▶ [DIRECTIVE] Each record below is to be copied word for word, with pictures removed.

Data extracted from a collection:
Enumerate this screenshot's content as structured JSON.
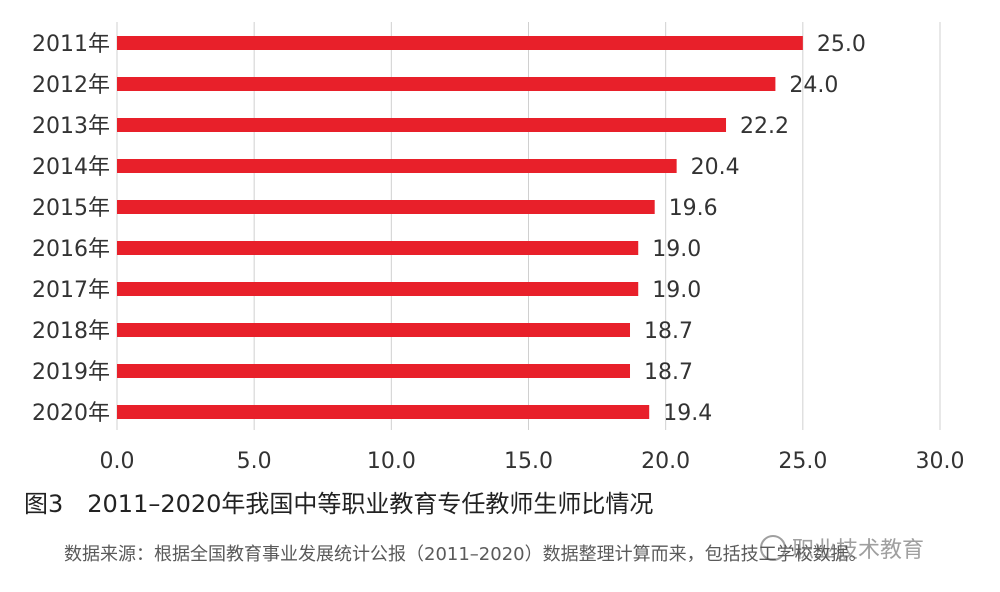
{
  "chart_data": {
    "type": "bar",
    "orientation": "horizontal",
    "categories": [
      "2011年",
      "2012年",
      "2013年",
      "2014年",
      "2015年",
      "2016年",
      "2017年",
      "2018年",
      "2019年",
      "2020年"
    ],
    "values": [
      25.0,
      24.0,
      22.2,
      20.4,
      19.6,
      19.0,
      19.0,
      18.7,
      18.7,
      19.4
    ],
    "value_labels": [
      "25.0",
      "24.0",
      "22.2",
      "20.4",
      "19.6",
      "19.0",
      "19.0",
      "18.7",
      "18.7",
      "19.4"
    ],
    "x_ticks": [
      "0.0",
      "5.0",
      "10.0",
      "15.0",
      "20.0",
      "25.0",
      "30.0"
    ],
    "xlim": [
      0,
      30
    ],
    "grid": "vertical",
    "bar_color": "#e8202a",
    "title": "图3　2011–2020年我国中等职业教育专任教师生师比情况",
    "source": "数据来源：根据全国教育事业发展统计公报（2011–2020）数据整理计算而来，包括技工学校数据。",
    "watermark": "职业技术教育"
  }
}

▶ [THE OUTPUT]
Enumerate this screenshot's content as structured JSON.
{
  "chart_data": {
    "type": "bar",
    "orientation": "horizontal",
    "categories": [
      "2011年",
      "2012年",
      "2013年",
      "2014年",
      "2015年",
      "2016年",
      "2017年",
      "2018年",
      "2019年",
      "2020年"
    ],
    "values": [
      25.0,
      24.0,
      22.2,
      20.4,
      19.6,
      19.0,
      19.0,
      18.7,
      18.7,
      19.4
    ],
    "value_labels": [
      "25.0",
      "24.0",
      "22.2",
      "20.4",
      "19.6",
      "19.0",
      "19.0",
      "18.7",
      "18.7",
      "19.4"
    ],
    "x_ticks": [
      "0.0",
      "5.0",
      "10.0",
      "15.0",
      "20.0",
      "25.0",
      "30.0"
    ],
    "xlim": [
      0,
      30
    ],
    "grid": "vertical",
    "bar_color": "#e8202a",
    "title": "图3　2011–2020年我国中等职业教育专任教师生师比情况",
    "source": "数据来源：根据全国教育事业发展统计公报（2011–2020）数据整理计算而来，包括技工学校数据。",
    "watermark": "职业技术教育"
  }
}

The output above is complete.